#### Task objective
Each line that includes the word "this" counts once; give the total and nothing more.

Stored dataset items

-- begin --

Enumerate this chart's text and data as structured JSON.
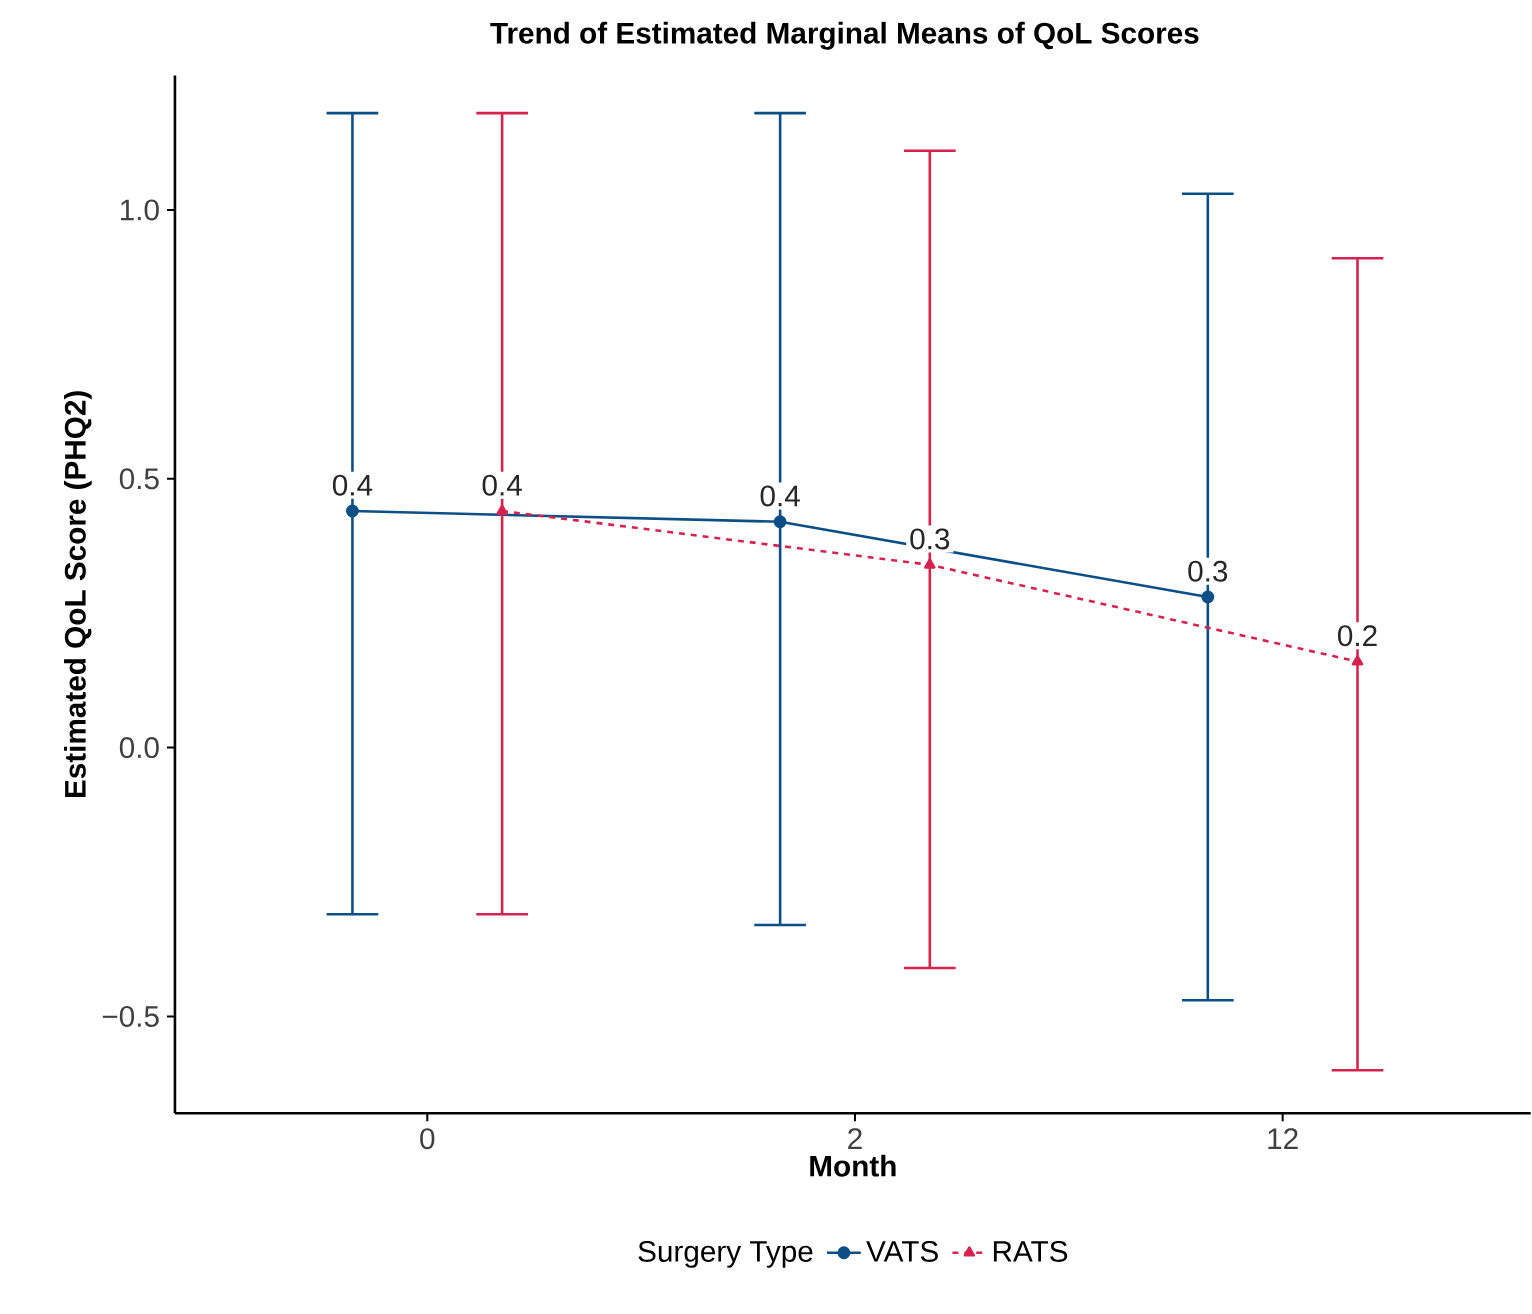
{
  "chart_data": {
    "type": "line",
    "title": "Trend of Estimated Marginal Means of QoL Scores",
    "xlabel": "Month",
    "ylabel": "Estimated QoL Score (PHQ2)",
    "legend_title": "Surgery Type",
    "categories": [
      "0",
      "2",
      "12"
    ],
    "series": [
      {
        "name": "VATS",
        "color": "#0b4f86",
        "marker": "circle",
        "line_style": "solid",
        "values": [
          0.44,
          0.42,
          0.28
        ],
        "errors": [
          [
            -0.31,
            1.18
          ],
          [
            -0.33,
            1.18
          ],
          [
            -0.47,
            1.03
          ]
        ],
        "value_labels": [
          "0.4",
          "0.4",
          "0.3"
        ]
      },
      {
        "name": "RATS",
        "color": "#d6224f",
        "marker": "triangle",
        "line_style": "dashed",
        "values": [
          0.44,
          0.34,
          0.16
        ],
        "errors": [
          [
            -0.31,
            1.18
          ],
          [
            -0.41,
            1.11
          ],
          [
            -0.6,
            0.91
          ]
        ],
        "value_labels": [
          "0.4",
          "0.3",
          "0.2"
        ]
      }
    ],
    "ylim": [
      -0.68,
      1.25
    ],
    "yticks": [
      {
        "value": -0.5,
        "label": "−0.5"
      },
      {
        "value": 0,
        "label": "0.0"
      },
      {
        "value": 0.5,
        "label": "0.5"
      },
      {
        "value": 1,
        "label": "1.0"
      }
    ],
    "grid": false,
    "legend": "bottom"
  }
}
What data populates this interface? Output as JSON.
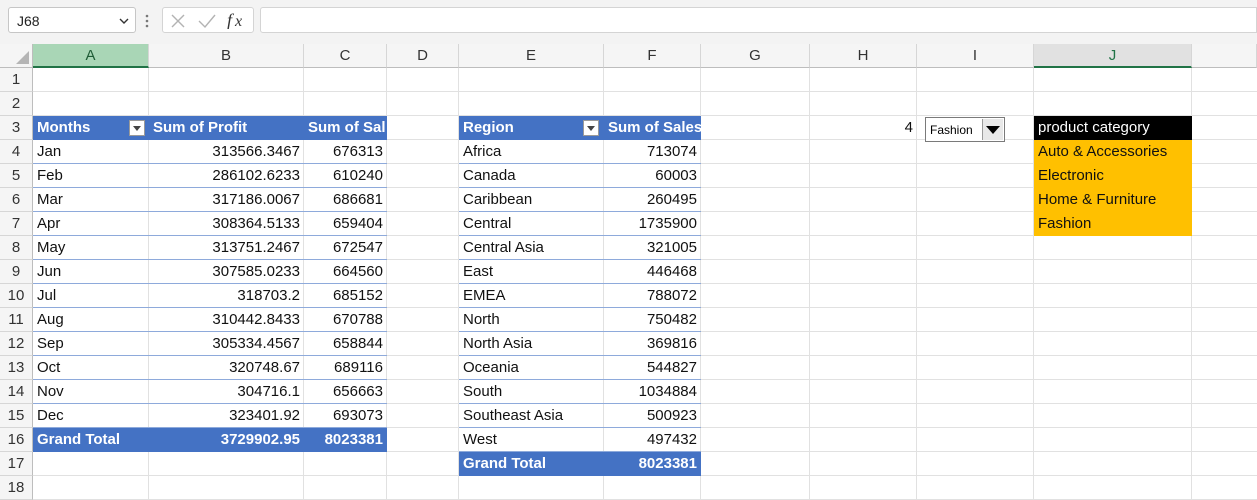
{
  "formula_bar": {
    "name_box": "J68",
    "formula": ""
  },
  "columns": [
    "A",
    "B",
    "C",
    "D",
    "E",
    "F",
    "G",
    "H",
    "I",
    "J"
  ],
  "rows": [
    "1",
    "2",
    "3",
    "4",
    "5",
    "6",
    "7",
    "8",
    "9",
    "10",
    "11",
    "12",
    "13",
    "14",
    "15",
    "16",
    "17",
    "18"
  ],
  "pivot1": {
    "headers": [
      "Months",
      "Sum of Profit",
      "Sum of Sal"
    ],
    "rows": [
      {
        "m": "Jan",
        "p": "313566.3467",
        "s": "676313"
      },
      {
        "m": "Feb",
        "p": "286102.6233",
        "s": "610240"
      },
      {
        "m": "Mar",
        "p": "317186.0067",
        "s": "686681"
      },
      {
        "m": "Apr",
        "p": "308364.5133",
        "s": "659404"
      },
      {
        "m": "May",
        "p": "313751.2467",
        "s": "672547"
      },
      {
        "m": "Jun",
        "p": "307585.0233",
        "s": "664560"
      },
      {
        "m": "Jul",
        "p": "318703.2",
        "s": "685152"
      },
      {
        "m": "Aug",
        "p": "310442.8433",
        "s": "670788"
      },
      {
        "m": "Sep",
        "p": "305334.4567",
        "s": "658844"
      },
      {
        "m": "Oct",
        "p": "320748.67",
        "s": "689116"
      },
      {
        "m": "Nov",
        "p": "304716.1",
        "s": "656663"
      },
      {
        "m": "Dec",
        "p": "323401.92",
        "s": "693073"
      }
    ],
    "total": {
      "label": "Grand Total",
      "p": "3729902.95",
      "s": "8023381"
    }
  },
  "pivot2": {
    "headers": [
      "Region",
      "Sum of Sales"
    ],
    "rows": [
      {
        "r": "Africa",
        "s": "713074"
      },
      {
        "r": "Canada",
        "s": "60003"
      },
      {
        "r": "Caribbean",
        "s": "260495"
      },
      {
        "r": "Central",
        "s": "1735900"
      },
      {
        "r": "Central Asia",
        "s": "321005"
      },
      {
        "r": "East",
        "s": "446468"
      },
      {
        "r": "EMEA",
        "s": "788072"
      },
      {
        "r": "North",
        "s": "750482"
      },
      {
        "r": "North Asia",
        "s": "369816"
      },
      {
        "r": "Oceania",
        "s": "544827"
      },
      {
        "r": "South",
        "s": "1034884"
      },
      {
        "r": "Southeast Asia",
        "s": "500923"
      },
      {
        "r": "West",
        "s": "497432"
      }
    ],
    "total": {
      "label": "Grand Total",
      "s": "8023381"
    }
  },
  "h3_value": "4",
  "dropdown_value": "Fashion",
  "category": {
    "header": "product category",
    "items": [
      "Auto & Accessories",
      "Electronic",
      "Home & Furniture",
      "Fashion"
    ]
  },
  "colors": {
    "pivot_header": "#4472c4",
    "category_header": "#000000",
    "category_fill": "#ffc000",
    "selected_column": "#a9d6b6"
  }
}
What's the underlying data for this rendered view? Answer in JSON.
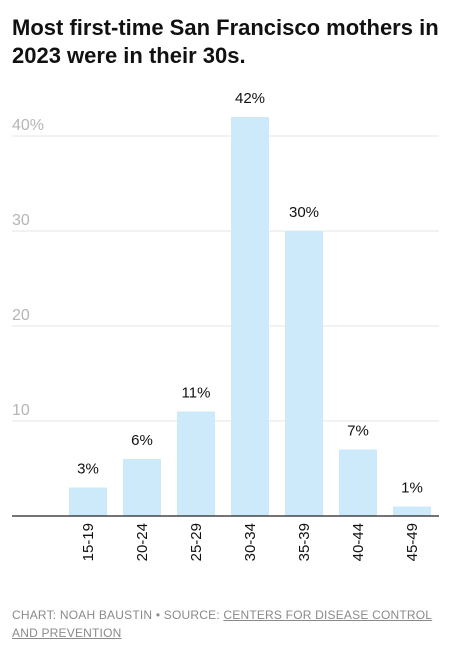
{
  "title": "Most first-time San Francisco mothers in 2023 were in their 30s.",
  "footer": {
    "credit": "CHART: NOAH BAUSTIN",
    "separator": "•",
    "source_label": "SOURCE:",
    "source_link": "CENTERS FOR DISEASE CONTROL AND PREVENTION"
  },
  "colors": {
    "bar": "#cdeafb",
    "grid": "#e4e4e4",
    "axis": "#222222",
    "tick_label": "#b5b5b5",
    "text": "#111111"
  },
  "chart_data": {
    "type": "bar",
    "categories": [
      "15-19",
      "20-24",
      "25-29",
      "30-34",
      "35-39",
      "40-44",
      "45-49"
    ],
    "values": [
      3,
      6,
      11,
      42,
      30,
      7,
      1
    ],
    "data_labels": [
      "3%",
      "6%",
      "11%",
      "42%",
      "30%",
      "7%",
      "1%"
    ],
    "yticks": [
      10,
      20,
      30,
      40
    ],
    "ytick_labels": [
      "10",
      "20",
      "30",
      "40%"
    ],
    "ylim": [
      0,
      42
    ],
    "grid": true,
    "xlabel": "",
    "ylabel": ""
  }
}
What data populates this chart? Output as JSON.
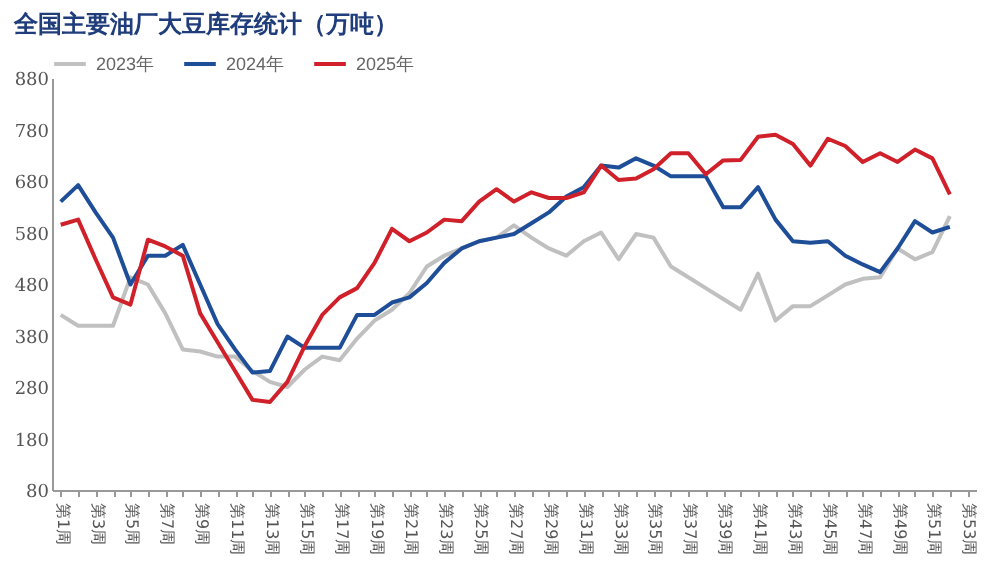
{
  "chart_data": {
    "type": "line",
    "title": "全国主要油厂大豆库存统计（万吨）",
    "categories": [
      "第1周",
      null,
      "第3周",
      null,
      "第5周",
      null,
      "第7周",
      null,
      "第9周",
      null,
      "第11周",
      null,
      "第13周",
      null,
      "第15周",
      null,
      "第17周",
      null,
      "第19周",
      null,
      "第21周",
      null,
      "第23周",
      null,
      "第25周",
      null,
      "第27周",
      null,
      "第29周",
      null,
      "第31周",
      null,
      "第33周",
      null,
      "第35周",
      null,
      "第37周",
      null,
      "第39周",
      null,
      "第41周",
      null,
      "第43周",
      null,
      "第45周",
      null,
      "第47周",
      null,
      "第49周",
      null,
      "第51周",
      null,
      "第53周"
    ],
    "series": [
      {
        "name": "2023年",
        "color": "#c0c0c0",
        "values": [
          420,
          399,
          399,
          399,
          493,
          479,
          423,
          353,
          349,
          339,
          339,
          311,
          290,
          280,
          314,
          339,
          332,
          374,
          409,
          430,
          462,
          514,
          535,
          549,
          563,
          570,
          594,
          570,
          549,
          535,
          563,
          580,
          528,
          577,
          570,
          514,
          493,
          472,
          451,
          430,
          500,
          409,
          437,
          437,
          458,
          479,
          490,
          493,
          549,
          528,
          542,
          612,
          null
        ]
      },
      {
        "name": "2024年",
        "color": "#1f4e99",
        "values": [
          640,
          672,
          619,
          570,
          479,
          535,
          535,
          556,
          479,
          402,
          353,
          308,
          311,
          378,
          356,
          356,
          356,
          420,
          420,
          444,
          454,
          482,
          521,
          549,
          563,
          570,
          577,
          598,
          619,
          650,
          668,
          710,
          706,
          724,
          710,
          689,
          689,
          689,
          629,
          629,
          668,
          605,
          563,
          560,
          563,
          535,
          518,
          503,
          549,
          602,
          580,
          591,
          null
        ]
      },
      {
        "name": "2025年",
        "color": "#d0202a",
        "values": [
          595,
          605,
          528,
          454,
          440,
          566,
          553,
          535,
          423,
          367,
          311,
          255,
          251,
          290,
          360,
          420,
          454,
          472,
          521,
          587,
          563,
          580,
          605,
          602,
          640,
          664,
          640,
          658,
          647,
          647,
          658,
          710,
          682,
          685,
          703,
          734,
          734,
          693,
          720,
          721,
          766,
          770,
          752,
          710,
          762,
          748,
          717,
          734,
          717,
          741,
          724,
          654,
          null
        ]
      }
    ],
    "ylim": [
      80,
      880
    ],
    "yticks": [
      80,
      180,
      280,
      380,
      480,
      580,
      680,
      780,
      880
    ],
    "legend": "top",
    "grid": false
  }
}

-- end --

#### Final result
4